START GIVEN INFORMATION
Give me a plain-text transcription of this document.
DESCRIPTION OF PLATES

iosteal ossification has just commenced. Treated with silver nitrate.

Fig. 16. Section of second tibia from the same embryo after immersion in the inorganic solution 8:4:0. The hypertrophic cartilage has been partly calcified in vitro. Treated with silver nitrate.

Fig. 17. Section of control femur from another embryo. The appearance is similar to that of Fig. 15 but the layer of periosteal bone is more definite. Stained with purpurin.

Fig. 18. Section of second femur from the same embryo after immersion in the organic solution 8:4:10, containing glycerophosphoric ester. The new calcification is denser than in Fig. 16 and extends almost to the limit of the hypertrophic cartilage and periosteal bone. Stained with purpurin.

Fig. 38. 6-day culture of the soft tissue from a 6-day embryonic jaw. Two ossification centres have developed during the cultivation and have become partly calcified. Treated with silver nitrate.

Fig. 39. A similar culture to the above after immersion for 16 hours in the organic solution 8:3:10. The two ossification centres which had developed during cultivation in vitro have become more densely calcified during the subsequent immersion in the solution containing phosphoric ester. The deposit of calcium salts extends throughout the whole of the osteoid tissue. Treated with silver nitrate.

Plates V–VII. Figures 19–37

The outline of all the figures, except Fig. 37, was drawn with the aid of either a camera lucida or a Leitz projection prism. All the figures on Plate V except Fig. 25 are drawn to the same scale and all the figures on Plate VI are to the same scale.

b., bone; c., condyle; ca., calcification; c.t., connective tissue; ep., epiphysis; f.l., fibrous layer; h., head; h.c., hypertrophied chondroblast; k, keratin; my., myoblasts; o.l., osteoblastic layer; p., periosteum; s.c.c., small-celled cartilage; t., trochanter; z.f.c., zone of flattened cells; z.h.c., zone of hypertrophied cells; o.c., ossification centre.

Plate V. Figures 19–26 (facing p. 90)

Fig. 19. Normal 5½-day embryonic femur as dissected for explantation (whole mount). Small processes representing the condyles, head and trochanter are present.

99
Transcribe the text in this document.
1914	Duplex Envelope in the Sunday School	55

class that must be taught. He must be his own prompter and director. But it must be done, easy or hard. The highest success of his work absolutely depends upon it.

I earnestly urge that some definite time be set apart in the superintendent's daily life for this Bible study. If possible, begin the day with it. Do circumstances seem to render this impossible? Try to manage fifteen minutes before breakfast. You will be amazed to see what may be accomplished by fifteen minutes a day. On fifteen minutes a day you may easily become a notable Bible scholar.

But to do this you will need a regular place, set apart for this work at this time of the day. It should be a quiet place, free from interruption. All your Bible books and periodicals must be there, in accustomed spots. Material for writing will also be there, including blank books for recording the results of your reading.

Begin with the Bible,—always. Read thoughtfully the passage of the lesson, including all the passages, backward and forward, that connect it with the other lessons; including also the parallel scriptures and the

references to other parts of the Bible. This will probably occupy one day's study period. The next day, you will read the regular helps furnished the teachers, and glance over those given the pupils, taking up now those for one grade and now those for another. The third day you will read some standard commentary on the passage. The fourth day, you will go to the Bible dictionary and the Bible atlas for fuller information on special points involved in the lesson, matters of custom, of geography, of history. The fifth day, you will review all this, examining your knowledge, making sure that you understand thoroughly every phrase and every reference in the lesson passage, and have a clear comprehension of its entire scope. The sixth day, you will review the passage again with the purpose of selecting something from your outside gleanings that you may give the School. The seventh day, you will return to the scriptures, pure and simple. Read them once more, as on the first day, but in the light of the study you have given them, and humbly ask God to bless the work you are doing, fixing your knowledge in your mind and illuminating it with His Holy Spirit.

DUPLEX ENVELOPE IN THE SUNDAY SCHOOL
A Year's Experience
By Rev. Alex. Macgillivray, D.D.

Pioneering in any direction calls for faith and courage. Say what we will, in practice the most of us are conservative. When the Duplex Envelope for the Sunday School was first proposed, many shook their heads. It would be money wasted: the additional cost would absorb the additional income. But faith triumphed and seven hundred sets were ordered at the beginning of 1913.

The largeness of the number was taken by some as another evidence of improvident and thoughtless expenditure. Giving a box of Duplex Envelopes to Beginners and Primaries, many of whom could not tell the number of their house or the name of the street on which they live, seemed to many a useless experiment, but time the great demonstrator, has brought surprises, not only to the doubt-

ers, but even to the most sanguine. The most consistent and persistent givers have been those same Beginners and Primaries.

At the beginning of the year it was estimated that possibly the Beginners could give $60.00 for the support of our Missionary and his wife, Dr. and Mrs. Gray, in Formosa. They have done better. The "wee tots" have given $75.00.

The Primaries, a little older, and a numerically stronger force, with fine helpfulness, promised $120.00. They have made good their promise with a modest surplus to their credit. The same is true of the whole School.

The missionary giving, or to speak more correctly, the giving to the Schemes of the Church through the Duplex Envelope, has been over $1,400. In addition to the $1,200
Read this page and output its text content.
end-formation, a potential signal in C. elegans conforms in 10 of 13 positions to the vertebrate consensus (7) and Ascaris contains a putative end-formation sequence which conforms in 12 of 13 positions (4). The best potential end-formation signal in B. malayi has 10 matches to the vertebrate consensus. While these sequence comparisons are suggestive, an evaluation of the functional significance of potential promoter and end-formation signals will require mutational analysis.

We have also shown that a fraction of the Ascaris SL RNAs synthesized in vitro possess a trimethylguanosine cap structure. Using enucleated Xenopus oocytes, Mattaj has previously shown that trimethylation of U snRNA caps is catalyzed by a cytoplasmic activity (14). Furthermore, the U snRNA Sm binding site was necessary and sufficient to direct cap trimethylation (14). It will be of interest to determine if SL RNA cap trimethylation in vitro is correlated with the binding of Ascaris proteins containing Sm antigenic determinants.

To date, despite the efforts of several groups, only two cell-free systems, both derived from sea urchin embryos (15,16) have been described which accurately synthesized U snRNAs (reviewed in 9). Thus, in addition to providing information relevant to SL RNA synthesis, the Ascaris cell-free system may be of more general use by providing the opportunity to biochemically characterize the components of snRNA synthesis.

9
END GIVEN INFORMATION
* [ABOUT THIS EXERCISE] Every line above should be transcribed exactly.

* [OUTPUT]
Give me a plain-text transcription of this document.
DESCRIPTION OF PLATES

iosteal ossification has just commenced. Treated with silver nitrate.

Fig. 16. Section of second tibia from the same embryo after immersion in the inorganic solution 8:4:0. The hypertrophic cartilage has been partly calcified in vitro. Treated with silver nitrate.

Fig. 17. Section of control femur from another embryo. The appearance is similar to that of Fig. 15 but the layer of periosteal bone is more definite. Stained with purpurin.

Fig. 18. Section of second femur from the same embryo after immersion in the organic solution 8:4:10, containing glycerophosphoric ester. The new calcification is denser than in Fig. 16 and extends almost to the limit of the hypertrophic cartilage and periosteal bone. Stained with purpurin.

Fig. 38. 6-day culture of the soft tissue from a 6-day embryonic jaw. Two ossification centres have developed during the cultivation and have become partly calcified. Treated with silver nitrate.

Fig. 39. A similar culture to the above after immersion for 16 hours in the organic solution 8:3:10. The two ossification centres which had developed during cultivation in vitro have become more densely calcified during the subsequent immersion in the solution containing phosphoric ester. The deposit of calcium salts extends throughout the whole of the osteoid tissue. Treated with silver nitrate.

Plates V–VII. Figures 19–37

The outline of all the figures, except Fig. 37, was drawn with the aid of either a camera lucida or a Leitz projection prism. All the figures on Plate V except Fig. 25 are drawn to the same scale and all the figures on Plate VI are to the same scale.

b., bone; c., condyle; ca., calcification; c.t., connective tissue; ep., epiphysis; f.l., fibrous layer; h., head; h.c., hypertrophied chondroblast; k, keratin; my., myoblasts; o.l., osteoblastic layer; p., periosteum; s.c.c., small-celled cartilage; t., trochanter; z.f.c., zone of flattened cells; z.h.c., zone of hypertrophied cells; o.c., ossification centre.

Plate V. Figures 19–26 (facing p. 90)

Fig. 19. Normal 5½-day embryonic femur as dissected for explantation (whole mount). Small processes representing the condyles, head and trochanter are present.

99
Transcribe the text in this document.
1914	Duplex Envelope in the Sunday School	55

class that must be taught. He must be his own prompter and director. But it must be done, easy or hard. The highest success of his work absolutely depends upon it.

I earnestly urge that some definite time be set apart in the superintendent's daily life for this Bible study. If possible, begin the day with it. Do circumstances seem to render this impossible? Try to manage fifteen minutes before breakfast. You will be amazed to see what may be accomplished by fifteen minutes a day. On fifteen minutes a day you may easily become a notable Bible scholar.

But to do this you will need a regular place, set apart for this work at this time of the day. It should be a quiet place, free from interruption. All your Bible books and periodicals must be there, in accustomed spots. Material for writing will also be there, including blank books for recording the results of your reading.

Begin with the Bible,—always. Read thoughtfully the passage of the lesson, including all the passages, backward and forward, that connect it with the other lessons; including also the parallel scriptures and the

references to other parts of the Bible. This will probably occupy one day's study period. The next day, you will read the regular helps furnished the teachers, and glance over those given the pupils, taking up now those for one grade and now those for another. The third day you will read some standard commentary on the passage. The fourth day, you will go to the Bible dictionary and the Bible atlas for fuller information on special points involved in the lesson, matters of custom, of geography, of history. The fifth day, you will review all this, examining your knowledge, making sure that you understand thoroughly every phrase and every reference in the lesson passage, and have a clear comprehension of its entire scope. The sixth day, you will review the passage again with the purpose of selecting something from your outside gleanings that you may give the School. The seventh day, you will return to the scriptures, pure and simple. Read them once more, as on the first day, but in the light of the study you have given them, and humbly ask God to bless the work you are doing, fixing your knowledge in your mind and illuminating it with His Holy Spirit.

DUPLEX ENVELOPE IN THE SUNDAY SCHOOL
A Year's Experience
By Rev. Alex. Macgillivray, D.D.

Pioneering in any direction calls for faith and courage. Say what we will, in practice the most of us are conservative. When the Duplex Envelope for the Sunday School was first proposed, many shook their heads. It would be money wasted: the additional cost would absorb the additional income. But faith triumphed and seven hundred sets were ordered at the beginning of 1913.

The largeness of the number was taken by some as another evidence of improvident and thoughtless expenditure. Giving a box of Duplex Envelopes to Beginners and Primaries, many of whom could not tell the number of their house or the name of the street on which they live, seemed to many a useless experiment, but time the great demonstrator, has brought surprises, not only to the doubt-

ers, but even to the most sanguine. The most consistent and persistent givers have been those same Beginners and Primaries.

At the beginning of the year it was estimated that possibly the Beginners could give $60.00 for the support of our Missionary and his wife, Dr. and Mrs. Gray, in Formosa. They have done better. The "wee tots" have given $75.00.

The Primaries, a little older, and a numerically stronger force, with fine helpfulness, promised $120.00. They have made good their promise with a modest surplus to their credit. The same is true of the whole School.

The missionary giving, or to speak more correctly, the giving to the Schemes of the Church through the Duplex Envelope, has been over $1,400. In addition to the $1,200
Read this page and output its text content.
end-formation, a potential signal in C. elegans conforms in 10 of 13 positions to the vertebrate consensus (7) and Ascaris contains a putative end-formation sequence which conforms in 12 of 13 positions (4). The best potential end-formation signal in B. malayi has 10 matches to the vertebrate consensus. While these sequence comparisons are suggestive, an evaluation of the functional significance of potential promoter and end-formation signals will require mutational analysis.

We have also shown that a fraction of the Ascaris SL RNAs synthesized in vitro possess a trimethylguanosine cap structure. Using enucleated Xenopus oocytes, Mattaj has previously shown that trimethylation of U snRNA caps is catalyzed by a cytoplasmic activity (14). Furthermore, the U snRNA Sm binding site was necessary and sufficient to direct cap trimethylation (14). It will be of interest to determine if SL RNA cap trimethylation in vitro is correlated with the binding of Ascaris proteins containing Sm antigenic determinants.

To date, despite the efforts of several groups, only two cell-free systems, both derived from sea urchin embryos (15,16) have been described which accurately synthesized U snRNAs (reviewed in 9). Thus, in addition to providing information relevant to SL RNA synthesis, the Ascaris cell-free system may be of more general use by providing the opportunity to biochemically characterize the components of snRNA synthesis.

9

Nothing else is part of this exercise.